Work required ▸ Reproduce all the material exactly, minus any pictures it holds.

Dataset ▸
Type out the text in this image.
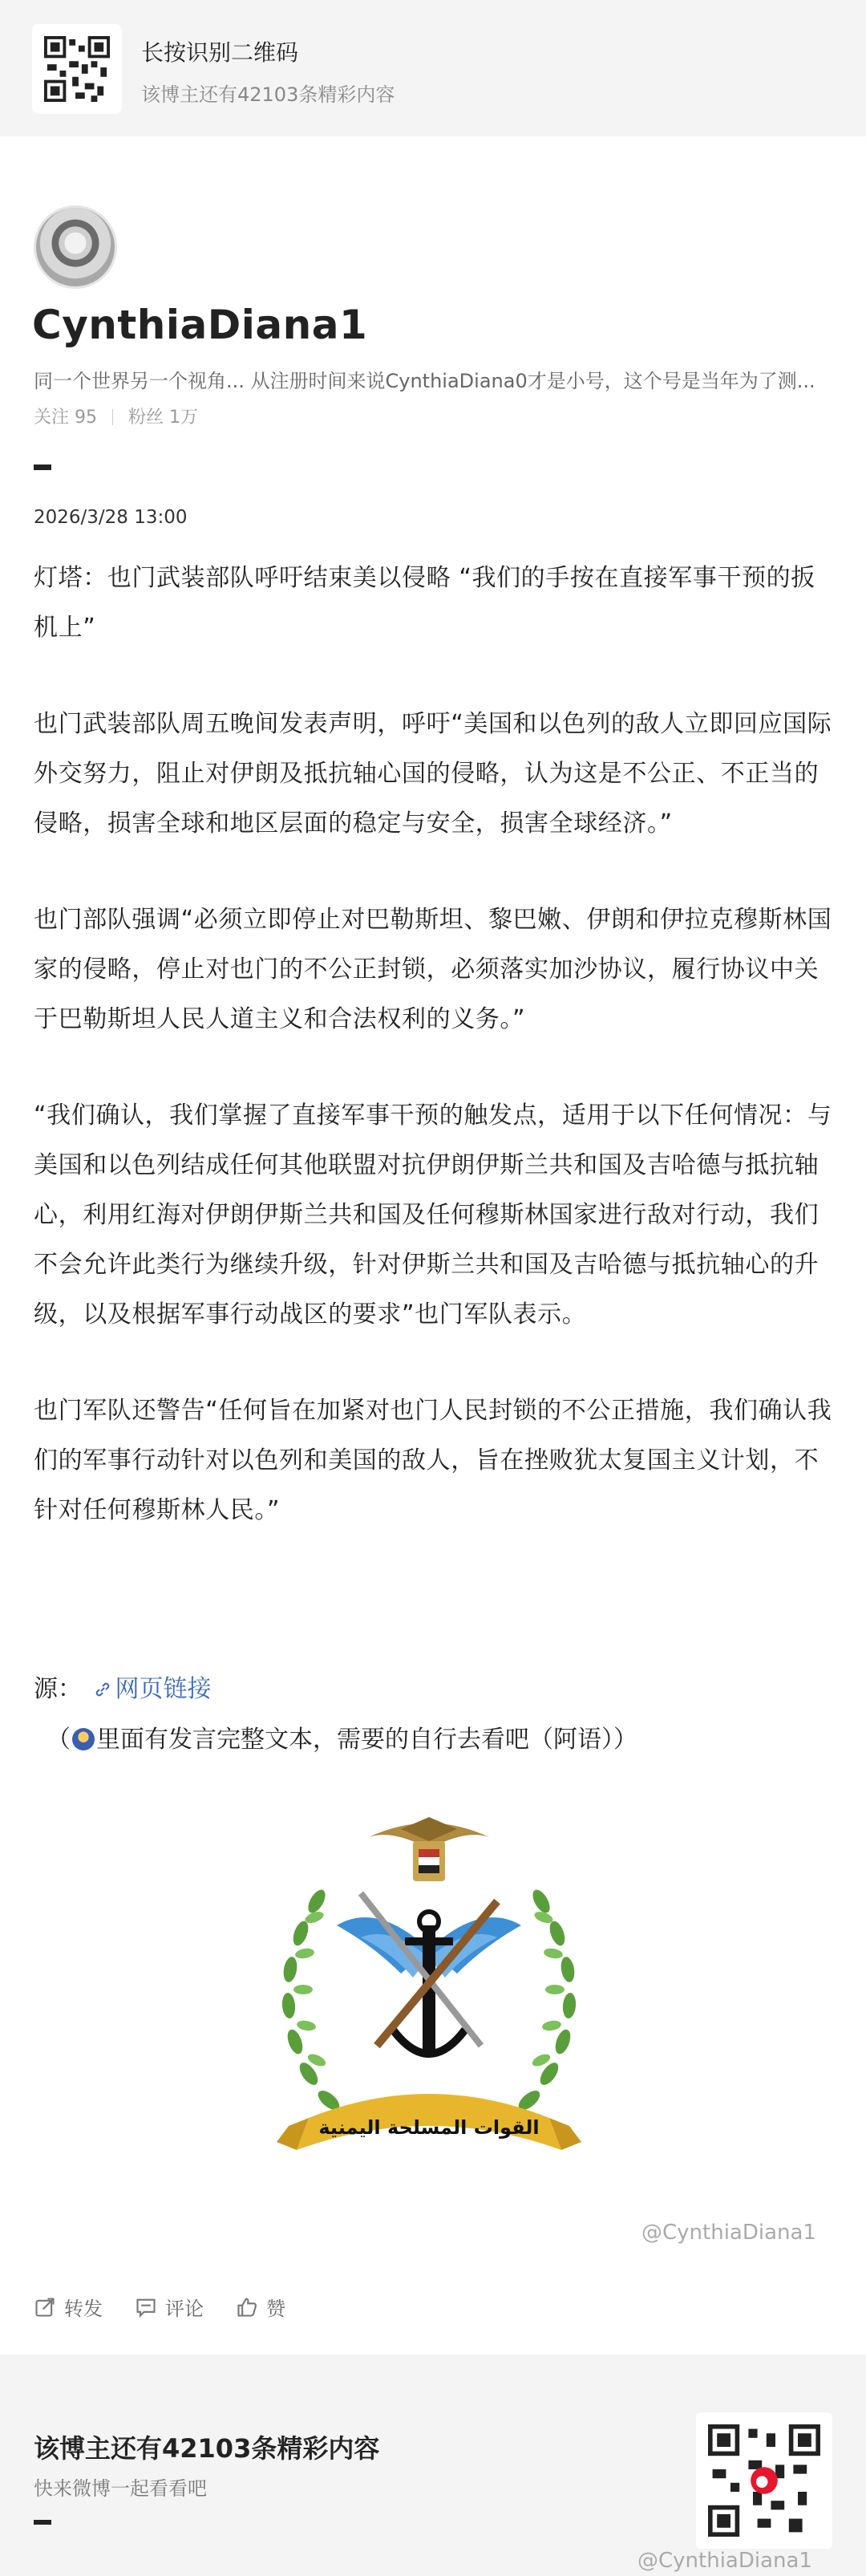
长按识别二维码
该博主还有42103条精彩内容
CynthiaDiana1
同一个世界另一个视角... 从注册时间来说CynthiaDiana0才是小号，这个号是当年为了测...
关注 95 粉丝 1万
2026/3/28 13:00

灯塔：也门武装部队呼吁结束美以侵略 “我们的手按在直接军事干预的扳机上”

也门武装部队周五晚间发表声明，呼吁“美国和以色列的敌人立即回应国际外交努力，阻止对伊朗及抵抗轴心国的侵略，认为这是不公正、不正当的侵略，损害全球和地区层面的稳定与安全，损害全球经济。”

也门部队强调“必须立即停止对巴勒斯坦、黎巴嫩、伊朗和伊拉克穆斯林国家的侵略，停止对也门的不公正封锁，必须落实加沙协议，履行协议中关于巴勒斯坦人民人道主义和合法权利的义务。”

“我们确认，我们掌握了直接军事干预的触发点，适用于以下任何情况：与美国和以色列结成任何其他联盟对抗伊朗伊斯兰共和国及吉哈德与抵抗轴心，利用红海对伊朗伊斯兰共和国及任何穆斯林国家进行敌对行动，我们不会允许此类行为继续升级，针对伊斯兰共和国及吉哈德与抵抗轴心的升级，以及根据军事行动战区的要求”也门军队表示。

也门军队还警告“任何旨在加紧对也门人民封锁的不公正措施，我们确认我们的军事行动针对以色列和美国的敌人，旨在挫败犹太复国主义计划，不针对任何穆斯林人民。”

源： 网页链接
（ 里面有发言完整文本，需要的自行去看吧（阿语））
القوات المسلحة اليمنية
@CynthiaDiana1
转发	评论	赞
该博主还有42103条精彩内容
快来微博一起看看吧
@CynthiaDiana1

Task solution ▸
Type out the text in this image.
长按识别二维码
该博主还有42103条精彩内容
CynthiaDiana1
同一个世界另一个视角... 从注册时间来说CynthiaDiana0才是小号，这个号是当年为了测...
关注 95 粉丝 1万
2026/3/28 13:00

灯塔：也门武装部队呼吁结束美以侵略 “我们的手按在直接军事干预的扳机上”

也门武装部队周五晚间发表声明，呼吁“美国和以色列的敌人立即回应国际外交努力，阻止对伊朗及抵抗轴心国的侵略，认为这是不公正、不正当的侵略，损害全球和地区层面的稳定与安全，损害全球经济。”

也门部队强调“必须立即停止对巴勒斯坦、黎巴嫩、伊朗和伊拉克穆斯林国家的侵略，停止对也门的不公正封锁，必须落实加沙协议，履行协议中关于巴勒斯坦人民人道主义和合法权利的义务。”

“我们确认，我们掌握了直接军事干预的触发点，适用于以下任何情况：与美国和以色列结成任何其他联盟对抗伊朗伊斯兰共和国及吉哈德与抵抗轴心，利用红海对伊朗伊斯兰共和国及任何穆斯林国家进行敌对行动，我们不会允许此类行为继续升级，针对伊斯兰共和国及吉哈德与抵抗轴心的升级，以及根据军事行动战区的要求”也门军队表示。

也门军队还警告“任何旨在加紧对也门人民封锁的不公正措施，我们确认我们的军事行动针对以色列和美国的敌人，旨在挫败犹太复国主义计划，不针对任何穆斯林人民。”

源： 网页链接
（ 里面有发言完整文本，需要的自行去看吧（阿语））
القوات المسلحة اليمنية
@CynthiaDiana1
转发	评论	赞
该博主还有42103条精彩内容
快来微博一起看看吧
@CynthiaDiana1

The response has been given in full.